Collected data
>>>>>

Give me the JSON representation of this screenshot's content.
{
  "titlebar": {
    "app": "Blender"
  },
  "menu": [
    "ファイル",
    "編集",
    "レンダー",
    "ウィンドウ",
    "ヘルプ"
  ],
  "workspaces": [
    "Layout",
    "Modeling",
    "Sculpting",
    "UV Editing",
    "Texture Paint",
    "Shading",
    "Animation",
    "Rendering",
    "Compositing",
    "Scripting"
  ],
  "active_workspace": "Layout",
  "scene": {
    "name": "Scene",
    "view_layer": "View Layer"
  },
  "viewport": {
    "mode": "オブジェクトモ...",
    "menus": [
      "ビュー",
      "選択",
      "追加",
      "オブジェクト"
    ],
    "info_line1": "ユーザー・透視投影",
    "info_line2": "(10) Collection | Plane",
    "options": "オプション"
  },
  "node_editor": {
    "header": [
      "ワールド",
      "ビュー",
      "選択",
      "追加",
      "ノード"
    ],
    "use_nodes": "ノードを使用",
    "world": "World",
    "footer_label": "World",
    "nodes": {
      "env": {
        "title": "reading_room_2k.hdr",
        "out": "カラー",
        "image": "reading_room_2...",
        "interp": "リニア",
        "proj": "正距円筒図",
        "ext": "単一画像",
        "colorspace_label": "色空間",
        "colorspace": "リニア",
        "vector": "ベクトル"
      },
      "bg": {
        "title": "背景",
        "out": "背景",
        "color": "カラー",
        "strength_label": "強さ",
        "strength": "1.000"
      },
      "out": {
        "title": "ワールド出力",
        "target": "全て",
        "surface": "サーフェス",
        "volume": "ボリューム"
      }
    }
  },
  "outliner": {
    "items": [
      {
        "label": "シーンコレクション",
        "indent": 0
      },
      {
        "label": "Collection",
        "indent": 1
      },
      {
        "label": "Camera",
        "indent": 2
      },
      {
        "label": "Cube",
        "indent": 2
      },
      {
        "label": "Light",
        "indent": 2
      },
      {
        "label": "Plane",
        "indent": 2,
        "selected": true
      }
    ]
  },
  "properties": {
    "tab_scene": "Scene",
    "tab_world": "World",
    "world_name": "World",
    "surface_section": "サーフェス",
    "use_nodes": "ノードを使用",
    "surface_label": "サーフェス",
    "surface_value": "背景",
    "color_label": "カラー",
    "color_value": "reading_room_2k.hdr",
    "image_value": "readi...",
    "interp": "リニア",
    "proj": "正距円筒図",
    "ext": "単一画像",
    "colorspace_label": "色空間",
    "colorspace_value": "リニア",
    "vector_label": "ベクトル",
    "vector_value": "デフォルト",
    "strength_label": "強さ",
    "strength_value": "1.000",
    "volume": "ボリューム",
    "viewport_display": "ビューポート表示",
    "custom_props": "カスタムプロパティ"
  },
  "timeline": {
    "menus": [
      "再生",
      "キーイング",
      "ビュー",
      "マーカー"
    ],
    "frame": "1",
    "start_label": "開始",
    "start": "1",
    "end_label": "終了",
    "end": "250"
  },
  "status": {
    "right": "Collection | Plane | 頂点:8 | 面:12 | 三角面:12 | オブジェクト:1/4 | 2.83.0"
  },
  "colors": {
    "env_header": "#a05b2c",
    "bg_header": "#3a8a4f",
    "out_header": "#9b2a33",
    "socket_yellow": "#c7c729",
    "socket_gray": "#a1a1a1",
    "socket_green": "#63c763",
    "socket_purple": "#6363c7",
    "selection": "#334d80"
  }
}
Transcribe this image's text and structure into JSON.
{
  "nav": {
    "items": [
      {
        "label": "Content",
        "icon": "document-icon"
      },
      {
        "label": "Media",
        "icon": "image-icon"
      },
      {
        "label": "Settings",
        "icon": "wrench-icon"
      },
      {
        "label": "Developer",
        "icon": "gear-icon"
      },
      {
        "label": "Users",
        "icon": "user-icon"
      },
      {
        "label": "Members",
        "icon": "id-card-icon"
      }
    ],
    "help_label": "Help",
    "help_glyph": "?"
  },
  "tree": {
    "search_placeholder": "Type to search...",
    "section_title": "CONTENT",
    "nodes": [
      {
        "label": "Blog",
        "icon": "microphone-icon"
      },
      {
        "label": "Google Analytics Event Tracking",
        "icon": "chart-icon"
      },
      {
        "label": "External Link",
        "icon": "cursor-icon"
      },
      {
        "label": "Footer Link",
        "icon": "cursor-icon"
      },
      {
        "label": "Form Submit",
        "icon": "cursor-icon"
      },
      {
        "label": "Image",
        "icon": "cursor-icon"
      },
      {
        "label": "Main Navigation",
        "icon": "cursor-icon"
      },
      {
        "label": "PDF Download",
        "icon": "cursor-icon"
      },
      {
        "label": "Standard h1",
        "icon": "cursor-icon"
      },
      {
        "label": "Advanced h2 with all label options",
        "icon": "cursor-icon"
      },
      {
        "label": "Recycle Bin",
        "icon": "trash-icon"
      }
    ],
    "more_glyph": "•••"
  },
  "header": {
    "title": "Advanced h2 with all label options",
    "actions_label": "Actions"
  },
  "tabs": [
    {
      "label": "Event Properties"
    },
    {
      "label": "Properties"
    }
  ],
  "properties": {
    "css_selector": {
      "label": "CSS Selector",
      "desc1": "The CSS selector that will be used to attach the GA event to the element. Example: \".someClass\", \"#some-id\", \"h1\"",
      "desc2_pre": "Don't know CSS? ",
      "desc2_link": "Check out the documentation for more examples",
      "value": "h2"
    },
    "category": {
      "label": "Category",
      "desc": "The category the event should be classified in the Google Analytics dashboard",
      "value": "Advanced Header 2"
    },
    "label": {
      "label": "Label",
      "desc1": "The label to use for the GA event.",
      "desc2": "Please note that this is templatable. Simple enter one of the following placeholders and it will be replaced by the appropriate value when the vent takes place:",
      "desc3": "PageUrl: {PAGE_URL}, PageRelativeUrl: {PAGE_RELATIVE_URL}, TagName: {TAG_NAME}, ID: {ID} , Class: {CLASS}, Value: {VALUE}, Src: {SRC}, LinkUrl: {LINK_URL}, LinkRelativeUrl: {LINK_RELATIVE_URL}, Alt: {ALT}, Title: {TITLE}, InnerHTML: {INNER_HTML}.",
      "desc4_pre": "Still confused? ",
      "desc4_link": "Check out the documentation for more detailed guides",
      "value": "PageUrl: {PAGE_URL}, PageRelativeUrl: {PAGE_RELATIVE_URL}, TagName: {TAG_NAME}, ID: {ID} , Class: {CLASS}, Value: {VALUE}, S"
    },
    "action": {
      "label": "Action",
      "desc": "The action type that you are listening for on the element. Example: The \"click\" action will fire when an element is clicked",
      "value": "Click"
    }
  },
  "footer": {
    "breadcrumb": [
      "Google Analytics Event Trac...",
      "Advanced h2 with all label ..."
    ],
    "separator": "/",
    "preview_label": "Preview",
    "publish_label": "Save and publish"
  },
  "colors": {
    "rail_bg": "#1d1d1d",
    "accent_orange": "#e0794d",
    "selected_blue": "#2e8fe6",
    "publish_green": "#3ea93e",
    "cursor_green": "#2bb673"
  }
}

<<<<<

Copy the records above exactly as they appear.

Give me the JSON representation of this screenshot's content.
{
  "titlebar": {
    "app": "Blender"
  },
  "menu": [
    "ファイル",
    "編集",
    "レンダー",
    "ウィンドウ",
    "ヘルプ"
  ],
  "workspaces": [
    "Layout",
    "Modeling",
    "Sculpting",
    "UV Editing",
    "Texture Paint",
    "Shading",
    "Animation",
    "Rendering",
    "Compositing",
    "Scripting"
  ],
  "active_workspace": "Layout",
  "scene": {
    "name": "Scene",
    "view_layer": "View Layer"
  },
  "viewport": {
    "mode": "オブジェクトモ...",
    "menus": [
      "ビュー",
      "選択",
      "追加",
      "オブジェクト"
    ],
    "info_line1": "ユーザー・透視投影",
    "info_line2": "(10) Collection | Plane",
    "options": "オプション"
  },
  "node_editor": {
    "header": [
      "ワールド",
      "ビュー",
      "選択",
      "追加",
      "ノード"
    ],
    "use_nodes": "ノードを使用",
    "world": "World",
    "footer_label": "World",
    "nodes": {
      "env": {
        "title": "reading_room_2k.hdr",
        "out": "カラー",
        "image": "reading_room_2...",
        "interp": "リニア",
        "proj": "正距円筒図",
        "ext": "単一画像",
        "colorspace_label": "色空間",
        "colorspace": "リニア",
        "vector": "ベクトル"
      },
      "bg": {
        "title": "背景",
        "out": "背景",
        "color": "カラー",
        "strength_label": "強さ",
        "strength": "1.000"
      },
      "out": {
        "title": "ワールド出力",
        "target": "全て",
        "surface": "サーフェス",
        "volume": "ボリューム"
      }
    }
  },
  "outliner": {
    "items": [
      {
        "label": "シーンコレクション",
        "indent": 0
      },
      {
        "label": "Collection",
        "indent": 1
      },
      {
        "label": "Camera",
        "indent": 2
      },
      {
        "label": "Cube",
        "indent": 2
      },
      {
        "label": "Light",
        "indent": 2
      },
      {
        "label": "Plane",
        "indent": 2,
        "selected": true
      }
    ]
  },
  "properties": {
    "tab_scene": "Scene",
    "tab_world": "World",
    "world_name": "World",
    "surface_section": "サーフェス",
    "use_nodes": "ノードを使用",
    "surface_label": "サーフェス",
    "surface_value": "背景",
    "color_label": "カラー",
    "color_value": "reading_room_2k.hdr",
    "image_value": "readi...",
    "interp": "リニア",
    "proj": "正距円筒図",
    "ext": "単一画像",
    "colorspace_label": "色空間",
    "colorspace_value": "リニア",
    "vector_label": "ベクトル",
    "vector_value": "デフォルト",
    "strength_label": "強さ",
    "strength_value": "1.000",
    "volume": "ボリューム",
    "viewport_display": "ビューポート表示",
    "custom_props": "カスタムプロパティ"
  },
  "timeline": {
    "menus": [
      "再生",
      "キーイング",
      "ビュー",
      "マーカー"
    ],
    "frame": "1",
    "start_label": "開始",
    "start": "1",
    "end_label": "終了",
    "end": "250"
  },
  "status": {
    "right": "Collection | Plane | 頂点:8 | 面:12 | 三角面:12 | オブジェクト:1/4 | 2.83.0"
  },
  "colors": {
    "env_header": "#a05b2c",
    "bg_header": "#3a8a4f",
    "out_header": "#9b2a33",
    "socket_yellow": "#c7c729",
    "socket_gray": "#a1a1a1",
    "socket_green": "#63c763",
    "socket_purple": "#6363c7",
    "selection": "#334d80"
  }
}
Transcribe this image's text and structure into JSON.
{
  "nav": {
    "items": [
      {
        "label": "Content",
        "icon": "document-icon"
      },
      {
        "label": "Media",
        "icon": "image-icon"
      },
      {
        "label": "Settings",
        "icon": "wrench-icon"
      },
      {
        "label": "Developer",
        "icon": "gear-icon"
      },
      {
        "label": "Users",
        "icon": "user-icon"
      },
      {
        "label": "Members",
        "icon": "id-card-icon"
      }
    ],
    "help_label": "Help",
    "help_glyph": "?"
  },
  "tree": {
    "search_placeholder": "Type to search...",
    "section_title": "CONTENT",
    "nodes": [
      {
        "label": "Blog",
        "icon": "microphone-icon"
      },
      {
        "label": "Google Analytics Event Tracking",
        "icon": "chart-icon"
      },
      {
        "label": "External Link",
        "icon": "cursor-icon"
      },
      {
        "label": "Footer Link",
        "icon": "cursor-icon"
      },
      {
        "label": "Form Submit",
        "icon": "cursor-icon"
      },
      {
        "label": "Image",
        "icon": "cursor-icon"
      },
      {
        "label": "Main Navigation",
        "icon": "cursor-icon"
      },
      {
        "label": "PDF Download",
        "icon": "cursor-icon"
      },
      {
        "label": "Standard h1",
        "icon": "cursor-icon"
      },
      {
        "label": "Advanced h2 with all label options",
        "icon": "cursor-icon"
      },
      {
        "label": "Recycle Bin",
        "icon": "trash-icon"
      }
    ],
    "more_glyph": "•••"
  },
  "header": {
    "title": "Advanced h2 with all label options",
    "actions_label": "Actions"
  },
  "tabs": [
    {
      "label": "Event Properties"
    },
    {
      "label": "Properties"
    }
  ],
  "properties": {
    "css_selector": {
      "label": "CSS Selector",
      "desc1": "The CSS selector that will be used to attach the GA event to the element. Example: \".someClass\", \"#some-id\", \"h1\"",
      "desc2_pre": "Don't know CSS? ",
      "desc2_link": "Check out the documentation for more examples",
      "value": "h2"
    },
    "category": {
      "label": "Category",
      "desc": "The category the event should be classified in the Google Analytics dashboard",
      "value": "Advanced Header 2"
    },
    "label": {
      "label": "Label",
      "desc1": "The label to use for the GA event.",
      "desc2": "Please note that this is templatable. Simple enter one of the following placeholders and it will be replaced by the appropriate value when the vent takes place:",
      "desc3": "PageUrl: {PAGE_URL}, PageRelativeUrl: {PAGE_RELATIVE_URL}, TagName: {TAG_NAME}, ID: {ID} , Class: {CLASS}, Value: {VALUE}, Src: {SRC}, LinkUrl: {LINK_URL}, LinkRelativeUrl: {LINK_RELATIVE_URL}, Alt: {ALT}, Title: {TITLE}, InnerHTML: {INNER_HTML}.",
      "desc4_pre": "Still confused? ",
      "desc4_link": "Check out the documentation for more detailed guides",
      "value": "PageUrl: {PAGE_URL}, PageRelativeUrl: {PAGE_RELATIVE_URL}, TagName: {TAG_NAME}, ID: {ID} , Class: {CLASS}, Value: {VALUE}, S"
    },
    "action": {
      "label": "Action",
      "desc": "The action type that you are listening for on the element. Example: The \"click\" action will fire when an element is clicked",
      "value": "Click"
    }
  },
  "footer": {
    "breadcrumb": [
      "Google Analytics Event Trac...",
      "Advanced h2 with all label ..."
    ],
    "separator": "/",
    "preview_label": "Preview",
    "publish_label": "Save and publish"
  },
  "colors": {
    "rail_bg": "#1d1d1d",
    "accent_orange": "#e0794d",
    "selected_blue": "#2e8fe6",
    "publish_green": "#3ea93e",
    "cursor_green": "#2bb673"
  }
}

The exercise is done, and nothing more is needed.